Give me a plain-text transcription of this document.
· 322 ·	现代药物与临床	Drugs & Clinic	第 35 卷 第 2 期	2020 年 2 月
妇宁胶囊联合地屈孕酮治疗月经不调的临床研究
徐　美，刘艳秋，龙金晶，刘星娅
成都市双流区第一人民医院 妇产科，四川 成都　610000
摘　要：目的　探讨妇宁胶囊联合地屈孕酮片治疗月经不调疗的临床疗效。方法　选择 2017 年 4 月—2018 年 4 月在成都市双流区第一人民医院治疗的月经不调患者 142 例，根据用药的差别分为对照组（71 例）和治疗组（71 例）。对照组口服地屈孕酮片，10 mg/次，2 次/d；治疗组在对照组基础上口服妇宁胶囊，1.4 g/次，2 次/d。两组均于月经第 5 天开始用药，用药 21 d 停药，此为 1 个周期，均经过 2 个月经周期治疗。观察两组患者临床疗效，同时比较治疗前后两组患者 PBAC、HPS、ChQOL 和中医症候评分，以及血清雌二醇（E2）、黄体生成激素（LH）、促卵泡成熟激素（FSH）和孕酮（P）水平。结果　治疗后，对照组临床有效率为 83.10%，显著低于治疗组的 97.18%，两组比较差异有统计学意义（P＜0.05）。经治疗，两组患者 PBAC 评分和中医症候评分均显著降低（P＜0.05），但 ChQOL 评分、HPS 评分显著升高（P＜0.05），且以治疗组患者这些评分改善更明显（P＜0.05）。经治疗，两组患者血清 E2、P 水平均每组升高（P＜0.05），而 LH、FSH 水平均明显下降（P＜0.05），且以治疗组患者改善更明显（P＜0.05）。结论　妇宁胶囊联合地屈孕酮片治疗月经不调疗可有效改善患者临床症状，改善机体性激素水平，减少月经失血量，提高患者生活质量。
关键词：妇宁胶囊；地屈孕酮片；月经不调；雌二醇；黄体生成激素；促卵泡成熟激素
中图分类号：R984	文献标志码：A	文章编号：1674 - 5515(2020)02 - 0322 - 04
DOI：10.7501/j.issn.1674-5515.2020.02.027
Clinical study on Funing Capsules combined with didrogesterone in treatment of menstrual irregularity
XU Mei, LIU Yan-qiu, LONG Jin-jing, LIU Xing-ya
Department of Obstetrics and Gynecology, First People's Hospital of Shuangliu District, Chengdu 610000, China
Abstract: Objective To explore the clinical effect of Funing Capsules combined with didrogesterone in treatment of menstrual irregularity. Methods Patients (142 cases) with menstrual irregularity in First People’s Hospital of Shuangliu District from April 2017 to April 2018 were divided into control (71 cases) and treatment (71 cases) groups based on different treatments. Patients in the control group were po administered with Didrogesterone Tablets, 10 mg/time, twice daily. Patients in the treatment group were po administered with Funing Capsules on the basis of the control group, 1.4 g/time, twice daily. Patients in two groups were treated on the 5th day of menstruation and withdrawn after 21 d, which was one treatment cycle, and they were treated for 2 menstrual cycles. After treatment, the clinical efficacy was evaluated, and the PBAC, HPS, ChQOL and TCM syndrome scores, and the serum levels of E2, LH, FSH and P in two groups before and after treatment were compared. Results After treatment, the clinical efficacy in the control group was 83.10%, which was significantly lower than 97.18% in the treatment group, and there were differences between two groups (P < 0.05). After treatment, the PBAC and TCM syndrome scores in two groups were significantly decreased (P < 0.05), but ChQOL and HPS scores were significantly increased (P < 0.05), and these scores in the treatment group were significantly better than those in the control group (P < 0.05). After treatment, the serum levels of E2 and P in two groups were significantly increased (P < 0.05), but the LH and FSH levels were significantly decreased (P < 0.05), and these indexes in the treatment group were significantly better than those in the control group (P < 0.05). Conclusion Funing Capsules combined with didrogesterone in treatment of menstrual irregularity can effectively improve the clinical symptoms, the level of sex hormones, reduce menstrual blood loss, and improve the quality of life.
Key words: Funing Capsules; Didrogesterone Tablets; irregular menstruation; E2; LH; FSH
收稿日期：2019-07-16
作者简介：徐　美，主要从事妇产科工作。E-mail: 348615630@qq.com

****************************************

The problem: The listing above should be transcribed in full, exactly as written.

Output for this exercise:
Give me a plain-text transcription of this document.
· 322 ·	现代药物与临床	Drugs & Clinic	第 35 卷 第 2 期	2020 年 2 月
妇宁胶囊联合地屈孕酮治疗月经不调的临床研究
徐　美，刘艳秋，龙金晶，刘星娅
成都市双流区第一人民医院 妇产科，四川 成都　610000
摘　要：目的　探讨妇宁胶囊联合地屈孕酮片治疗月经不调疗的临床疗效。方法　选择 2017 年 4 月—2018 年 4 月在成都市双流区第一人民医院治疗的月经不调患者 142 例，根据用药的差别分为对照组（71 例）和治疗组（71 例）。对照组口服地屈孕酮片，10 mg/次，2 次/d；治疗组在对照组基础上口服妇宁胶囊，1.4 g/次，2 次/d。两组均于月经第 5 天开始用药，用药 21 d 停药，此为 1 个周期，均经过 2 个月经周期治疗。观察两组患者临床疗效，同时比较治疗前后两组患者 PBAC、HPS、ChQOL 和中医症候评分，以及血清雌二醇（E2）、黄体生成激素（LH）、促卵泡成熟激素（FSH）和孕酮（P）水平。结果　治疗后，对照组临床有效率为 83.10%，显著低于治疗组的 97.18%，两组比较差异有统计学意义（P＜0.05）。经治疗，两组患者 PBAC 评分和中医症候评分均显著降低（P＜0.05），但 ChQOL 评分、HPS 评分显著升高（P＜0.05），且以治疗组患者这些评分改善更明显（P＜0.05）。经治疗，两组患者血清 E2、P 水平均每组升高（P＜0.05），而 LH、FSH 水平均明显下降（P＜0.05），且以治疗组患者改善更明显（P＜0.05）。结论　妇宁胶囊联合地屈孕酮片治疗月经不调疗可有效改善患者临床症状，改善机体性激素水平，减少月经失血量，提高患者生活质量。
关键词：妇宁胶囊；地屈孕酮片；月经不调；雌二醇；黄体生成激素；促卵泡成熟激素
中图分类号：R984	文献标志码：A	文章编号：1674 - 5515(2020)02 - 0322 - 04
DOI：10.7501/j.issn.1674-5515.2020.02.027
Clinical study on Funing Capsules combined with didrogesterone in treatment of menstrual irregularity
XU Mei, LIU Yan-qiu, LONG Jin-jing, LIU Xing-ya
Department of Obstetrics and Gynecology, First People's Hospital of Shuangliu District, Chengdu 610000, China
Abstract: Objective To explore the clinical effect of Funing Capsules combined with didrogesterone in treatment of menstrual irregularity. Methods Patients (142 cases) with menstrual irregularity in First People’s Hospital of Shuangliu District from April 2017 to April 2018 were divided into control (71 cases) and treatment (71 cases) groups based on different treatments. Patients in the control group were po administered with Didrogesterone Tablets, 10 mg/time, twice daily. Patients in the treatment group were po administered with Funing Capsules on the basis of the control group, 1.4 g/time, twice daily. Patients in two groups were treated on the 5th day of menstruation and withdrawn after 21 d, which was one treatment cycle, and they were treated for 2 menstrual cycles. After treatment, the clinical efficacy was evaluated, and the PBAC, HPS, ChQOL and TCM syndrome scores, and the serum levels of E2, LH, FSH and P in two groups before and after treatment were compared. Results After treatment, the clinical efficacy in the control group was 83.10%, which was significantly lower than 97.18% in the treatment group, and there were differences between two groups (P < 0.05). After treatment, the PBAC and TCM syndrome scores in two groups were significantly decreased (P < 0.05), but ChQOL and HPS scores were significantly increased (P < 0.05), and these scores in the treatment group were significantly better than those in the control group (P < 0.05). After treatment, the serum levels of E2 and P in two groups were significantly increased (P < 0.05), but the LH and FSH levels were significantly decreased (P < 0.05), and these indexes in the treatment group were significantly better than those in the control group (P < 0.05). Conclusion Funing Capsules combined with didrogesterone in treatment of menstrual irregularity can effectively improve the clinical symptoms, the level of sex hormones, reduce menstrual blood loss, and improve the quality of life.
Key words: Funing Capsules; Didrogesterone Tablets; irregular menstruation; E2; LH; FSH
收稿日期：2019-07-16
作者简介：徐　美，主要从事妇产科工作。E-mail: 348615630@qq.com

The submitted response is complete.